#### To be done
Find how many lines contain the word "Hémobiologie" and state that number alone.

#### Material for this task
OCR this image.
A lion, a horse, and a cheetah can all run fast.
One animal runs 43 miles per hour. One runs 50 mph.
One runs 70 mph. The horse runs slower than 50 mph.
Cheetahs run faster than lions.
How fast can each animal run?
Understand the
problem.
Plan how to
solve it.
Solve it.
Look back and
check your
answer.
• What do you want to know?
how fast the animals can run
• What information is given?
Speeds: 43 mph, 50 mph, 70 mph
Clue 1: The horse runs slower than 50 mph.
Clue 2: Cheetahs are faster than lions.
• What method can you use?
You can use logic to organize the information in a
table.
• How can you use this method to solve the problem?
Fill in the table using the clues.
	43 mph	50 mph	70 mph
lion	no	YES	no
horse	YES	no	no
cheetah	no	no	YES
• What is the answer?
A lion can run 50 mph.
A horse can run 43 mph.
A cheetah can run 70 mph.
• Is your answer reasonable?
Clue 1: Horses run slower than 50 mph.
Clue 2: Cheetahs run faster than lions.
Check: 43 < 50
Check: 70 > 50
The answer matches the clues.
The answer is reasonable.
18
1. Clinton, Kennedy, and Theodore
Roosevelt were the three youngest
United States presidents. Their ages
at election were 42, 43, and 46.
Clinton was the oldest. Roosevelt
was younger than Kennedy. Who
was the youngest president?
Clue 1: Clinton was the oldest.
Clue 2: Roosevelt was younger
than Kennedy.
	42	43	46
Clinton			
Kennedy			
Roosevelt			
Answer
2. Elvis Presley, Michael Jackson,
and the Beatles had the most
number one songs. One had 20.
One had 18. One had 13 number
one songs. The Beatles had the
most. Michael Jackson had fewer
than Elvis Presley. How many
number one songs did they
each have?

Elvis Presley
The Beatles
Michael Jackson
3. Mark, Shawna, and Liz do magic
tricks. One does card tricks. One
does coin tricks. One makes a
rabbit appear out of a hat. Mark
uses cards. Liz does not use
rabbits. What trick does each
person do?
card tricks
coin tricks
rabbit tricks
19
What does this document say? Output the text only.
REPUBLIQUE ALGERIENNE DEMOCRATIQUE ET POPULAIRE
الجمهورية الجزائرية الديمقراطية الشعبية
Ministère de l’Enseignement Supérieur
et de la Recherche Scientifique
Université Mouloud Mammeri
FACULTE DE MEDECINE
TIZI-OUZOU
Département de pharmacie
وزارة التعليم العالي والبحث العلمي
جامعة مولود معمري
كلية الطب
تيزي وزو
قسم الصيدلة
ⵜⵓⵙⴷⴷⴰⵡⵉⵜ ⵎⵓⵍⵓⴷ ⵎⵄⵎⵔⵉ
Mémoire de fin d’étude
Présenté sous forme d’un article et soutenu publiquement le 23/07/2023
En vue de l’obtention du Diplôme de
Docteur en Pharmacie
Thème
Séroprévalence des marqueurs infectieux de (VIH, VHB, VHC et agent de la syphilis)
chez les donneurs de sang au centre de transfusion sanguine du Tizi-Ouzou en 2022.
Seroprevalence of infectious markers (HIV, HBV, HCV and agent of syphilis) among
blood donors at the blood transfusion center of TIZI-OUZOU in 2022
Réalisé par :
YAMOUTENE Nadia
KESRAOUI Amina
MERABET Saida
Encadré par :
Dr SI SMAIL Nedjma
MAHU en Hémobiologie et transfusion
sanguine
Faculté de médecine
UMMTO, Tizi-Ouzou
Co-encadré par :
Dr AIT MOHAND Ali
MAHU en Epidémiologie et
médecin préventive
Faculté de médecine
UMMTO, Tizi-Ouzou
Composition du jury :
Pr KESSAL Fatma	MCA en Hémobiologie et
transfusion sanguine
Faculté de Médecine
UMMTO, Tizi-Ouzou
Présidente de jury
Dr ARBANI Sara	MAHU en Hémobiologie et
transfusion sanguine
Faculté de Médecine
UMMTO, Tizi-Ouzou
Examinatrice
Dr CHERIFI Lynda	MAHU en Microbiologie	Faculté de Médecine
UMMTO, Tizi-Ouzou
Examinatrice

#### Solution for this problem
3